Return the lines where the word "cant" occurs.

Data entries
● ● ● ● ●

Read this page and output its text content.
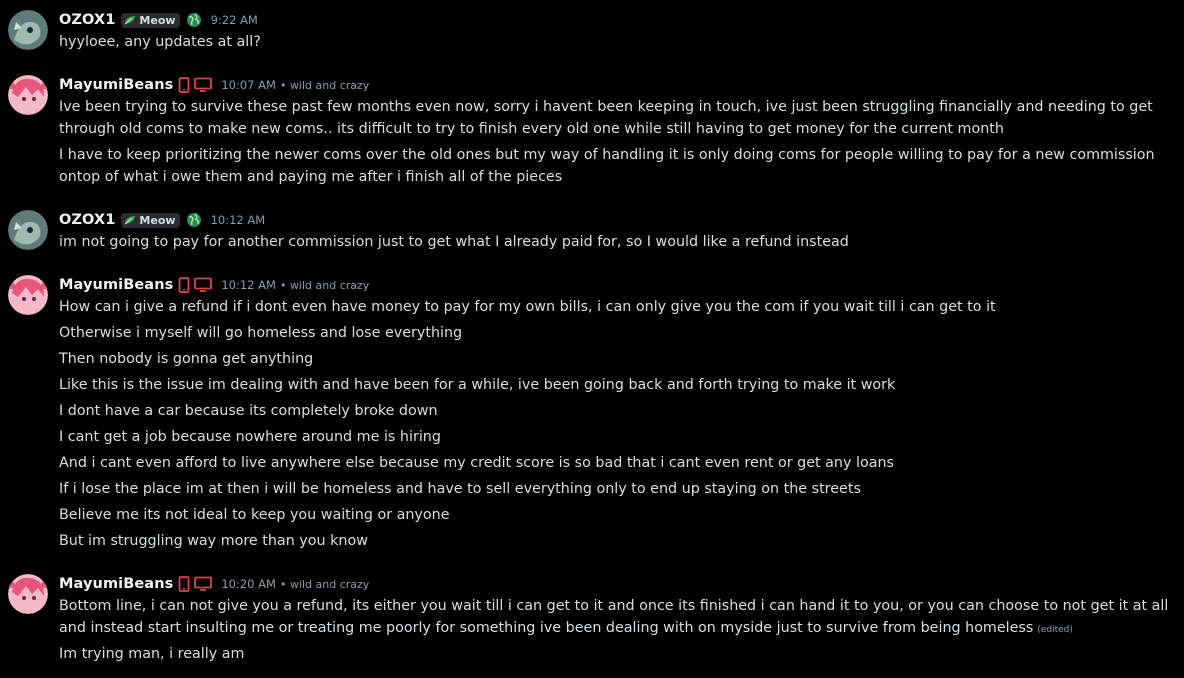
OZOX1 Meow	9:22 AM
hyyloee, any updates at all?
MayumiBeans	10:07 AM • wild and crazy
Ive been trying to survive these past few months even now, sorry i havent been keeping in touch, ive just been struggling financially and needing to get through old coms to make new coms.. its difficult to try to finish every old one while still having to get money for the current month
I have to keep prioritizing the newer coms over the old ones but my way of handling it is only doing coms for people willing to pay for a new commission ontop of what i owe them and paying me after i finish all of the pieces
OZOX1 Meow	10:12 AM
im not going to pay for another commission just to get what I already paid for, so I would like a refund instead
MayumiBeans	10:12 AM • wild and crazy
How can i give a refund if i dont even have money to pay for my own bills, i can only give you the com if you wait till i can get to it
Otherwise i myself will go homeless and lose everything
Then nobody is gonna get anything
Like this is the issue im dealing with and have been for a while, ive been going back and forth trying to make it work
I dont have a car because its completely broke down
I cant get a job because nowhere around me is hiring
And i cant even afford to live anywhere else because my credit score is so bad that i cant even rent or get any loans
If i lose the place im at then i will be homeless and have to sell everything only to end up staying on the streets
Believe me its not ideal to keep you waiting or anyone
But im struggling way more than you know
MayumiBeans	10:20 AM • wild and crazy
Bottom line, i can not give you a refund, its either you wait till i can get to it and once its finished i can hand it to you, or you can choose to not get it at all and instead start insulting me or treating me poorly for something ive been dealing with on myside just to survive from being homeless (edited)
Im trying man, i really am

● ● ● ● ●

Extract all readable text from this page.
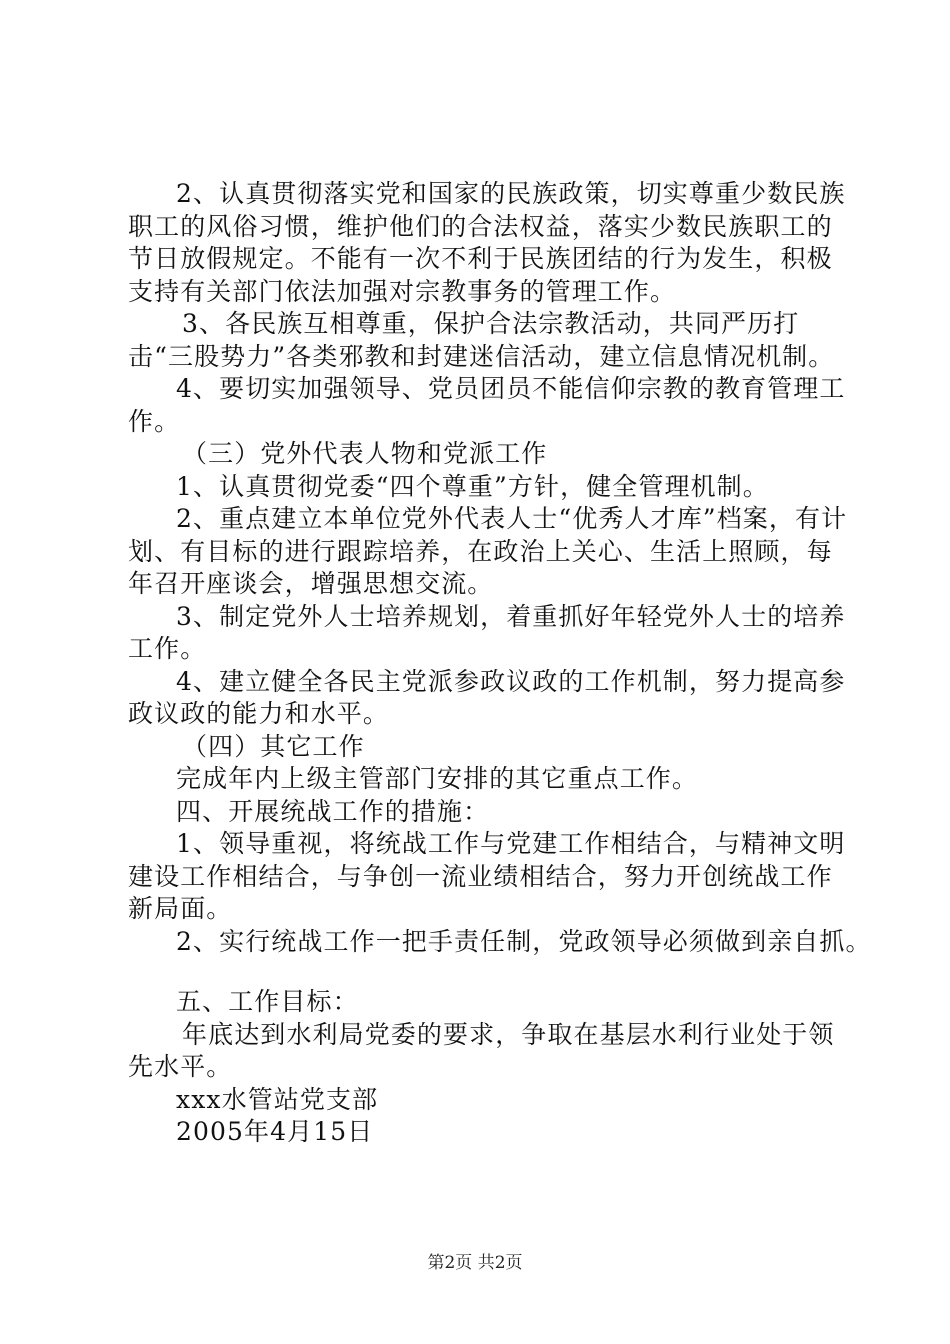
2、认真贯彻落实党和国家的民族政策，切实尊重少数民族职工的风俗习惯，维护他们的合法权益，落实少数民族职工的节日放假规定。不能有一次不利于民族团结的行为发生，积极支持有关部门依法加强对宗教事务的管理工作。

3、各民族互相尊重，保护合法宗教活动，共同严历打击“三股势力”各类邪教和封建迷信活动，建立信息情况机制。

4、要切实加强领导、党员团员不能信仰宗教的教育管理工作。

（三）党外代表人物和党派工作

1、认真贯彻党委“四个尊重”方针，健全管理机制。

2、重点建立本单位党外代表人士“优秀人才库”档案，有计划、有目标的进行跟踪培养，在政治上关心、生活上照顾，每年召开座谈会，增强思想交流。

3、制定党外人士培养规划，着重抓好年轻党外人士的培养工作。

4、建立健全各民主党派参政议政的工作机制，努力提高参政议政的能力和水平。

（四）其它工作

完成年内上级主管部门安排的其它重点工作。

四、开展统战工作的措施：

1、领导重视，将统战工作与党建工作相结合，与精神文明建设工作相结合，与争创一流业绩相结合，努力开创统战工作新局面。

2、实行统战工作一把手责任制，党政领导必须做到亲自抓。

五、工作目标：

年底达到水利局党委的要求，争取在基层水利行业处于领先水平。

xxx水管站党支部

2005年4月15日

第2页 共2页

● ● ● ● ●

**TASK SOLUTION:**
I cant get a job because nowhere around me is hiring
And i cant even afford to live anywhere else because my credit score is so bad that i cant even rent or get any loans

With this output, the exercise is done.